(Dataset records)
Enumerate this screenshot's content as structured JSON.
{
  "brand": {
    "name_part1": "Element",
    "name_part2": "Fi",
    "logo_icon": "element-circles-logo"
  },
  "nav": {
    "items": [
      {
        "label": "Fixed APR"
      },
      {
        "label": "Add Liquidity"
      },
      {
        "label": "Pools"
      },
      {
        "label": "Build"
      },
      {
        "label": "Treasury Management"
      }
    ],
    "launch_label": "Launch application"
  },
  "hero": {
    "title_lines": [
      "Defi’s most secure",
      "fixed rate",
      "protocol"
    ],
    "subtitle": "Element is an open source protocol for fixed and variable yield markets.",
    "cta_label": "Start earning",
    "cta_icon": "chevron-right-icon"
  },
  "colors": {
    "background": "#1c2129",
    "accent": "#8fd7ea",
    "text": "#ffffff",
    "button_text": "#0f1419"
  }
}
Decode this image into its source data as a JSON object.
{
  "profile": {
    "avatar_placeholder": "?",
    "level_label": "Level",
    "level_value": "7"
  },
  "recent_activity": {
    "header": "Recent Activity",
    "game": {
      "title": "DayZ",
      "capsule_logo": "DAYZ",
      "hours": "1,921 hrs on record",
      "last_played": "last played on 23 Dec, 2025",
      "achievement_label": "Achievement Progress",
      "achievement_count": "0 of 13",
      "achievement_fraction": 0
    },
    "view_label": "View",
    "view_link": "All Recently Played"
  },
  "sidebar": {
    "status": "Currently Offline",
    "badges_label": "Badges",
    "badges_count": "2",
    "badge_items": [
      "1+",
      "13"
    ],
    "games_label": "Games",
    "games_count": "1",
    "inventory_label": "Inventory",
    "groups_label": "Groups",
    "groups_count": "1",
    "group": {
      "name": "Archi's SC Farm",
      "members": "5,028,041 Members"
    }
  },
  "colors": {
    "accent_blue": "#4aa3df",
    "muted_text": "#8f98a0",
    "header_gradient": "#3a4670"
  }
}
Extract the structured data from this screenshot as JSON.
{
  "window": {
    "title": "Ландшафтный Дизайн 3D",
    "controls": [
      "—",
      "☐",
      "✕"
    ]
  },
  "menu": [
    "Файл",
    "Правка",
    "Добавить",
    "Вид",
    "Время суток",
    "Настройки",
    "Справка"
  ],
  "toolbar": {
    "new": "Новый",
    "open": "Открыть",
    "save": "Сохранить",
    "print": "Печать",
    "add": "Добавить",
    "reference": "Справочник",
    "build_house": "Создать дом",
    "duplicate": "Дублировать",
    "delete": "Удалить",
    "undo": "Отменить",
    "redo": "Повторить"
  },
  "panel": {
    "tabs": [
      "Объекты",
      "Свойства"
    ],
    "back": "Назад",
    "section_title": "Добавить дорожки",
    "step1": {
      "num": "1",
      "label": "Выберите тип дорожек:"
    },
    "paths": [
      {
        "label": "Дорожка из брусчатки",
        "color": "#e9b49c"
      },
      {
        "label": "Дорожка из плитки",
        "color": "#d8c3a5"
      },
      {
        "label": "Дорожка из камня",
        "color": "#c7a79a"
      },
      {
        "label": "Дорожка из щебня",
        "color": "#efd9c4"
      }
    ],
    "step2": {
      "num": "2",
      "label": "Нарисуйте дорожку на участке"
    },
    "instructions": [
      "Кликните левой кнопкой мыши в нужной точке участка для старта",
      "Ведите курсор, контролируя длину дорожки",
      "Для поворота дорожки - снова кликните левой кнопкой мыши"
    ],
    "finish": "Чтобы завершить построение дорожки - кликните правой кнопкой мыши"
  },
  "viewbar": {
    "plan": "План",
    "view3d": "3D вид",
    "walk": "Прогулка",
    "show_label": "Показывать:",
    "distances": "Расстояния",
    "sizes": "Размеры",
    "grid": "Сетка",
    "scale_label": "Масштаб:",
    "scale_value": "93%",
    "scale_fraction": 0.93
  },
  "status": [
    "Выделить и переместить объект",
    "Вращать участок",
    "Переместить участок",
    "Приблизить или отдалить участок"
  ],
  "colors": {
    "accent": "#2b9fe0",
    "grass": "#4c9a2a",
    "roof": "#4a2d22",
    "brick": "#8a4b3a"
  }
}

● **STATED EXERCISE**
Scan the material for lines with the word "screenshot", and copy each line you find.

● **TASK SOLUTION**
Enumerate this screenshot's content as structured JSON.
Extract the structured data from this screenshot as JSON.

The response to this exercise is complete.